# ENTRIES SHOWN
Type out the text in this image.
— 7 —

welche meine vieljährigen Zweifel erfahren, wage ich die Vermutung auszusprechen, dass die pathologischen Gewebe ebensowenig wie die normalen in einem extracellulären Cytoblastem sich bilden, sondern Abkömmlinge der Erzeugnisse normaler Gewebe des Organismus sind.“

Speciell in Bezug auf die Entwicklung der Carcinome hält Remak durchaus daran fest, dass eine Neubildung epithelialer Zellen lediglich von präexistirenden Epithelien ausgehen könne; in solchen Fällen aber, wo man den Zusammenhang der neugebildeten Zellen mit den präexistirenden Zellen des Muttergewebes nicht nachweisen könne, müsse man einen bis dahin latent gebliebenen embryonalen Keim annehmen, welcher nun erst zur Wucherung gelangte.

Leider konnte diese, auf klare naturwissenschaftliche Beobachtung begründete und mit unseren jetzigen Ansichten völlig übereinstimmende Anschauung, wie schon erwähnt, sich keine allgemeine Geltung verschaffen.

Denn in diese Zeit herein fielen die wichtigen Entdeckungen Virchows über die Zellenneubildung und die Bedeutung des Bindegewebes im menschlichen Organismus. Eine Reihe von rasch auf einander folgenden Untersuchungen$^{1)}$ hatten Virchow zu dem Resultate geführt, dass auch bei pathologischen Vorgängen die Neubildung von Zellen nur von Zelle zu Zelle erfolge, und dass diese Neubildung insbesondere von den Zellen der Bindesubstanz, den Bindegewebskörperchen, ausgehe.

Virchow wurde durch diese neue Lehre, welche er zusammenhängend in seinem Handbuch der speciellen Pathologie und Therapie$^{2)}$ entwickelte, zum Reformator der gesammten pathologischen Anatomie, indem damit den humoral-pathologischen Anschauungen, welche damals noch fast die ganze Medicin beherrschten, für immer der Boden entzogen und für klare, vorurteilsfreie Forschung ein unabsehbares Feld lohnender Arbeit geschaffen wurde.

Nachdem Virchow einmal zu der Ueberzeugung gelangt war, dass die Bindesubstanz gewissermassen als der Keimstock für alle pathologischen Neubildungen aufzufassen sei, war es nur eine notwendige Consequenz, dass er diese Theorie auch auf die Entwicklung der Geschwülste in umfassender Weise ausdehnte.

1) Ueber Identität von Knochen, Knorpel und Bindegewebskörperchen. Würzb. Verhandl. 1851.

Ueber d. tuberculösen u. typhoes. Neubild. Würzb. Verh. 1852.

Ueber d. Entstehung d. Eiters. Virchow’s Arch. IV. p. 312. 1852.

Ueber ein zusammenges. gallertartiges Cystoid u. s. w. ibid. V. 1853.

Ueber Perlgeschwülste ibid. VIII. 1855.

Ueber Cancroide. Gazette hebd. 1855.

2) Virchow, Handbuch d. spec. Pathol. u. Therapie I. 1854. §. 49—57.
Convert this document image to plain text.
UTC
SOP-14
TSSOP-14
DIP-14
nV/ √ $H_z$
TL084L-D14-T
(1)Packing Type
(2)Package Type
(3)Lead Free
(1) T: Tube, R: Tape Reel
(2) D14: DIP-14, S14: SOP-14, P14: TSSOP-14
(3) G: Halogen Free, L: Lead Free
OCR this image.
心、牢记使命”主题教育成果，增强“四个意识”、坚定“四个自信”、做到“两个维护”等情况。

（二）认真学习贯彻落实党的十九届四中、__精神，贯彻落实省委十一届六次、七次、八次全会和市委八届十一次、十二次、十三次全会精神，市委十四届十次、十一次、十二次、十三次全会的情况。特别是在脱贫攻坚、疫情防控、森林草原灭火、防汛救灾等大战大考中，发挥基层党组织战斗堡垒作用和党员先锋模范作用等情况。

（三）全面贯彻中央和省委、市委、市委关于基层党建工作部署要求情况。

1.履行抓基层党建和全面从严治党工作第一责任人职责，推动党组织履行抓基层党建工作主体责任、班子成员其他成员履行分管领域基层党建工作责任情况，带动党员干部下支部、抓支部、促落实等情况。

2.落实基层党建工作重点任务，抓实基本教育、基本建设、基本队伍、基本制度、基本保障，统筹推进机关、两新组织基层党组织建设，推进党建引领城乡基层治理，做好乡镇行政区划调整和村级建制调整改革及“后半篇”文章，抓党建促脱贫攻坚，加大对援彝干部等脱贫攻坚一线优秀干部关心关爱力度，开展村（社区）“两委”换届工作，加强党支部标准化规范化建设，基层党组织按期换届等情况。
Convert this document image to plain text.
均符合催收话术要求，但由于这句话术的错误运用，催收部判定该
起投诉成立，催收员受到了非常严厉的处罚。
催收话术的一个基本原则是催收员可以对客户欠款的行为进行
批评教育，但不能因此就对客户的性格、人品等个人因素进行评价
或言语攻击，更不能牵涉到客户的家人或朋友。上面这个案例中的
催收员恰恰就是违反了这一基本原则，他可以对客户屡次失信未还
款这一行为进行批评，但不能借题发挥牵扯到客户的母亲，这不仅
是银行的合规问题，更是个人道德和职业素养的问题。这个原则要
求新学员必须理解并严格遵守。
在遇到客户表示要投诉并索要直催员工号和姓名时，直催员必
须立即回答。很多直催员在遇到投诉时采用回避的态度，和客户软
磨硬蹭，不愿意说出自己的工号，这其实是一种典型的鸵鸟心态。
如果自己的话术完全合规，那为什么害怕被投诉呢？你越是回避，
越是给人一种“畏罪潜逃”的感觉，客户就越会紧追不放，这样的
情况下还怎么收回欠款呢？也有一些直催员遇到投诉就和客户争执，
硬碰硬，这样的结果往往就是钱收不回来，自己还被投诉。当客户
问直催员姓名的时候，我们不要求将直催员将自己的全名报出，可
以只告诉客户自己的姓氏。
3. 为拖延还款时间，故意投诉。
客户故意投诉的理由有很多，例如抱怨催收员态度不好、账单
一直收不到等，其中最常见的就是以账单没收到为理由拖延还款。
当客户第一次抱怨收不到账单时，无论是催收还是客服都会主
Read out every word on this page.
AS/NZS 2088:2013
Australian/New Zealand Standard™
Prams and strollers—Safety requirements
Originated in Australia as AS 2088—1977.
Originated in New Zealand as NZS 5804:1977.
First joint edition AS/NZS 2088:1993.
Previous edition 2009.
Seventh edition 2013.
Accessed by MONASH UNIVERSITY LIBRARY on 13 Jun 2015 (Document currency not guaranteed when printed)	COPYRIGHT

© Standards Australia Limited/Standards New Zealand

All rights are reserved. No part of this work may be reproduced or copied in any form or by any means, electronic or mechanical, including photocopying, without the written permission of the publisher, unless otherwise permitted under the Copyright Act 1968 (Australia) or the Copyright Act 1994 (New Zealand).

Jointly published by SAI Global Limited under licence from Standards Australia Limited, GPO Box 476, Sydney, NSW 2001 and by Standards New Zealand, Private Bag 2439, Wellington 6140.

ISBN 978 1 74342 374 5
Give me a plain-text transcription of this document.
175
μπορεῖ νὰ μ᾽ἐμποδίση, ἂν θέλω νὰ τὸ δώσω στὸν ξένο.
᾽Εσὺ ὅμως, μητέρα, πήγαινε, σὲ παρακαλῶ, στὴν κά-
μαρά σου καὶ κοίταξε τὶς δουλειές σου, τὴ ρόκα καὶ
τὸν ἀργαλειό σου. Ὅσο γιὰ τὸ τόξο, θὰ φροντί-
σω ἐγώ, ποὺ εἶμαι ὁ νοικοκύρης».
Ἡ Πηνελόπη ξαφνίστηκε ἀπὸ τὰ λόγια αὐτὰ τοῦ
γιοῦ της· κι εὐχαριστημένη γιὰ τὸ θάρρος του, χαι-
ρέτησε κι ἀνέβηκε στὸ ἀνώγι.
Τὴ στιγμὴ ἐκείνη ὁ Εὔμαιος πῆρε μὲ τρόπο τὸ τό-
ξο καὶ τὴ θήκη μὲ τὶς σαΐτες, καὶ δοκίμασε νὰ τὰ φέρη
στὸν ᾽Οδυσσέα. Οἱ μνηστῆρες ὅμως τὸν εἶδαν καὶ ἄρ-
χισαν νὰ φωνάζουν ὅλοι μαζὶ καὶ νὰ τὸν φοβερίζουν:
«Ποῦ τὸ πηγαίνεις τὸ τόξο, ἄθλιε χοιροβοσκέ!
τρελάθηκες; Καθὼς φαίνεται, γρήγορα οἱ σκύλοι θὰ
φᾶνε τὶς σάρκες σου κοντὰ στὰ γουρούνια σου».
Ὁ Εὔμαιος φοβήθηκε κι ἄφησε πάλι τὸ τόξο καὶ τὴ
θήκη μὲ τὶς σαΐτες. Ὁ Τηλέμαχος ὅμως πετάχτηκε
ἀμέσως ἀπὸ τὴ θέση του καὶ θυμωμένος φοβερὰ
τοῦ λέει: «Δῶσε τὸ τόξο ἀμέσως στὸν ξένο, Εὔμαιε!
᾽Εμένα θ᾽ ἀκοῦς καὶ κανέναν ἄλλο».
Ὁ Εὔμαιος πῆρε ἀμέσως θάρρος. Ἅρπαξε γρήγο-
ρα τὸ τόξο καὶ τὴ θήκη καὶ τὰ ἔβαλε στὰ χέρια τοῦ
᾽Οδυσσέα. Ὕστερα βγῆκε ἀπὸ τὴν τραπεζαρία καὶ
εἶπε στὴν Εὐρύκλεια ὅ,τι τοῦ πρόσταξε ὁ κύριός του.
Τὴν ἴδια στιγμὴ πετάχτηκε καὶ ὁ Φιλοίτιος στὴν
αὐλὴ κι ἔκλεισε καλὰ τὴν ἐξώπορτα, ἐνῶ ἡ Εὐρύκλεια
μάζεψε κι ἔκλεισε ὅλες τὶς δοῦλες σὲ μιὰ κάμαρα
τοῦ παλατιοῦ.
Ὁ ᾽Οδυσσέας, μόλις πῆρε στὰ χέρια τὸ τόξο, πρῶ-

# WHAT THE EXERCISE ASKS
Locate the word "ibid" in the records above, and return each line that has it.

# TASK SOLUTION
Ueber ein zusammenges. gallertartiges Cystoid u. s. w. ibid. V. 1853.
Ueber Perlgeschwülste ibid. VIII. 1855.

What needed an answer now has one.